> [Work to complete] Please output the records below in full, exactly as given, but without the images.

>> begin Working data

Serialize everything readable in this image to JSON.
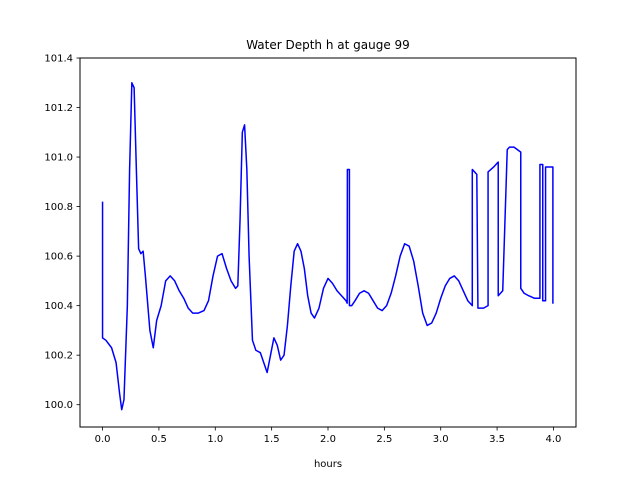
{
  "chart_data": {
    "type": "line",
    "title": "Water Depth h at gauge 99",
    "xlabel": "hours",
    "ylabel": "",
    "xlim": [
      -0.2,
      4.2
    ],
    "ylim": [
      99.91,
      101.4
    ],
    "xticks": [
      0.0,
      0.5,
      1.0,
      1.5,
      2.0,
      2.5,
      3.0,
      3.5,
      4.0
    ],
    "xtick_labels": [
      "0.0",
      "0.5",
      "1.0",
      "1.5",
      "2.0",
      "2.5",
      "3.0",
      "3.5",
      "4.0"
    ],
    "yticks": [
      100.0,
      100.2,
      100.4,
      100.6,
      100.8,
      101.0,
      101.2,
      101.4
    ],
    "ytick_labels": [
      "100.0",
      "100.2",
      "100.4",
      "100.6",
      "100.8",
      "101.0",
      "101.2",
      "101.4"
    ],
    "grid": false,
    "legend": "none",
    "series": [
      {
        "color": "#0000ff",
        "x": [
          0.0,
          0.0,
          0.03,
          0.08,
          0.12,
          0.15,
          0.17,
          0.19,
          0.22,
          0.24,
          0.26,
          0.28,
          0.3,
          0.32,
          0.34,
          0.36,
          0.38,
          0.42,
          0.45,
          0.48,
          0.52,
          0.56,
          0.6,
          0.64,
          0.68,
          0.72,
          0.76,
          0.8,
          0.85,
          0.9,
          0.94,
          0.98,
          1.02,
          1.06,
          1.1,
          1.14,
          1.18,
          1.2,
          1.22,
          1.24,
          1.26,
          1.28,
          1.3,
          1.33,
          1.36,
          1.4,
          1.43,
          1.46,
          1.49,
          1.52,
          1.55,
          1.58,
          1.61,
          1.64,
          1.67,
          1.7,
          1.73,
          1.76,
          1.79,
          1.82,
          1.85,
          1.88,
          1.92,
          1.96,
          2.0,
          2.04,
          2.08,
          2.12,
          2.16,
          2.17,
          2.172,
          2.19,
          2.19,
          2.21,
          2.24,
          2.28,
          2.32,
          2.36,
          2.4,
          2.44,
          2.48,
          2.52,
          2.56,
          2.6,
          2.64,
          2.68,
          2.72,
          2.76,
          2.8,
          2.84,
          2.88,
          2.92,
          2.96,
          3.0,
          3.04,
          3.08,
          3.12,
          3.16,
          3.2,
          3.24,
          3.28,
          3.28,
          3.32,
          3.33,
          3.38,
          3.42,
          3.42,
          3.47,
          3.51,
          3.51,
          3.55,
          3.59,
          3.61,
          3.65,
          3.68,
          3.71,
          3.71,
          3.74,
          3.78,
          3.83,
          3.88,
          3.88,
          3.905,
          3.905,
          3.93,
          3.93,
          3.995,
          3.995,
          4.0
        ],
        "y": [
          100.82,
          100.27,
          100.26,
          100.23,
          100.17,
          100.05,
          99.98,
          100.02,
          100.4,
          100.95,
          101.3,
          101.28,
          100.95,
          100.63,
          100.61,
          100.62,
          100.52,
          100.3,
          100.23,
          100.34,
          100.4,
          100.5,
          100.52,
          100.5,
          100.46,
          100.43,
          100.39,
          100.37,
          100.37,
          100.38,
          100.42,
          100.52,
          100.6,
          100.61,
          100.55,
          100.5,
          100.47,
          100.48,
          100.75,
          101.1,
          101.13,
          100.95,
          100.6,
          100.26,
          100.22,
          100.21,
          100.17,
          100.13,
          100.2,
          100.27,
          100.24,
          100.18,
          100.2,
          100.32,
          100.48,
          100.62,
          100.65,
          100.62,
          100.55,
          100.44,
          100.37,
          100.35,
          100.39,
          100.47,
          100.51,
          100.49,
          100.46,
          100.44,
          100.42,
          100.41,
          100.95,
          100.95,
          100.4,
          100.4,
          100.42,
          100.45,
          100.46,
          100.45,
          100.42,
          100.39,
          100.38,
          100.4,
          100.45,
          100.52,
          100.6,
          100.65,
          100.64,
          100.58,
          100.48,
          100.37,
          100.32,
          100.33,
          100.37,
          100.43,
          100.48,
          100.51,
          100.52,
          100.5,
          100.46,
          100.42,
          100.4,
          100.95,
          100.93,
          100.39,
          100.39,
          100.4,
          100.94,
          100.96,
          100.98,
          100.44,
          100.46,
          101.03,
          101.04,
          101.04,
          101.03,
          101.02,
          100.47,
          100.45,
          100.44,
          100.43,
          100.43,
          100.97,
          100.97,
          100.42,
          100.42,
          100.96,
          100.96,
          100.41,
          100.41
        ]
      }
    ]
  }
}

>> end Working data

> [Task solution]
Serialize everything readable in this image to JSON.
{
  "chart_data": {
    "type": "line",
    "title": "Water Depth h at gauge 99",
    "xlabel": "hours",
    "ylabel": "",
    "xlim": [
      -0.2,
      4.2
    ],
    "ylim": [
      99.91,
      101.4
    ],
    "xticks": [
      0.0,
      0.5,
      1.0,
      1.5,
      2.0,
      2.5,
      3.0,
      3.5,
      4.0
    ],
    "xtick_labels": [
      "0.0",
      "0.5",
      "1.0",
      "1.5",
      "2.0",
      "2.5",
      "3.0",
      "3.5",
      "4.0"
    ],
    "yticks": [
      100.0,
      100.2,
      100.4,
      100.6,
      100.8,
      101.0,
      101.2,
      101.4
    ],
    "ytick_labels": [
      "100.0",
      "100.2",
      "100.4",
      "100.6",
      "100.8",
      "101.0",
      "101.2",
      "101.4"
    ],
    "grid": false,
    "legend": "none",
    "series": [
      {
        "color": "#0000ff",
        "x": [
          0.0,
          0.0,
          0.03,
          0.08,
          0.12,
          0.15,
          0.17,
          0.19,
          0.22,
          0.24,
          0.26,
          0.28,
          0.3,
          0.32,
          0.34,
          0.36,
          0.38,
          0.42,
          0.45,
          0.48,
          0.52,
          0.56,
          0.6,
          0.64,
          0.68,
          0.72,
          0.76,
          0.8,
          0.85,
          0.9,
          0.94,
          0.98,
          1.02,
          1.06,
          1.1,
          1.14,
          1.18,
          1.2,
          1.22,
          1.24,
          1.26,
          1.28,
          1.3,
          1.33,
          1.36,
          1.4,
          1.43,
          1.46,
          1.49,
          1.52,
          1.55,
          1.58,
          1.61,
          1.64,
          1.67,
          1.7,
          1.73,
          1.76,
          1.79,
          1.82,
          1.85,
          1.88,
          1.92,
          1.96,
          2.0,
          2.04,
          2.08,
          2.12,
          2.16,
          2.17,
          2.172,
          2.19,
          2.19,
          2.21,
          2.24,
          2.28,
          2.32,
          2.36,
          2.4,
          2.44,
          2.48,
          2.52,
          2.56,
          2.6,
          2.64,
          2.68,
          2.72,
          2.76,
          2.8,
          2.84,
          2.88,
          2.92,
          2.96,
          3.0,
          3.04,
          3.08,
          3.12,
          3.16,
          3.2,
          3.24,
          3.28,
          3.28,
          3.32,
          3.33,
          3.38,
          3.42,
          3.42,
          3.47,
          3.51,
          3.51,
          3.55,
          3.59,
          3.61,
          3.65,
          3.68,
          3.71,
          3.71,
          3.74,
          3.78,
          3.83,
          3.88,
          3.88,
          3.905,
          3.905,
          3.93,
          3.93,
          3.995,
          3.995,
          4.0
        ],
        "y": [
          100.82,
          100.27,
          100.26,
          100.23,
          100.17,
          100.05,
          99.98,
          100.02,
          100.4,
          100.95,
          101.3,
          101.28,
          100.95,
          100.63,
          100.61,
          100.62,
          100.52,
          100.3,
          100.23,
          100.34,
          100.4,
          100.5,
          100.52,
          100.5,
          100.46,
          100.43,
          100.39,
          100.37,
          100.37,
          100.38,
          100.42,
          100.52,
          100.6,
          100.61,
          100.55,
          100.5,
          100.47,
          100.48,
          100.75,
          101.1,
          101.13,
          100.95,
          100.6,
          100.26,
          100.22,
          100.21,
          100.17,
          100.13,
          100.2,
          100.27,
          100.24,
          100.18,
          100.2,
          100.32,
          100.48,
          100.62,
          100.65,
          100.62,
          100.55,
          100.44,
          100.37,
          100.35,
          100.39,
          100.47,
          100.51,
          100.49,
          100.46,
          100.44,
          100.42,
          100.41,
          100.95,
          100.95,
          100.4,
          100.4,
          100.42,
          100.45,
          100.46,
          100.45,
          100.42,
          100.39,
          100.38,
          100.4,
          100.45,
          100.52,
          100.6,
          100.65,
          100.64,
          100.58,
          100.48,
          100.37,
          100.32,
          100.33,
          100.37,
          100.43,
          100.48,
          100.51,
          100.52,
          100.5,
          100.46,
          100.42,
          100.4,
          100.95,
          100.93,
          100.39,
          100.39,
          100.4,
          100.94,
          100.96,
          100.98,
          100.44,
          100.46,
          101.03,
          101.04,
          101.04,
          101.03,
          101.02,
          100.47,
          100.45,
          100.44,
          100.43,
          100.43,
          100.97,
          100.97,
          100.42,
          100.42,
          100.96,
          100.96,
          100.41,
          100.41
        ]
      }
    ]
  }
}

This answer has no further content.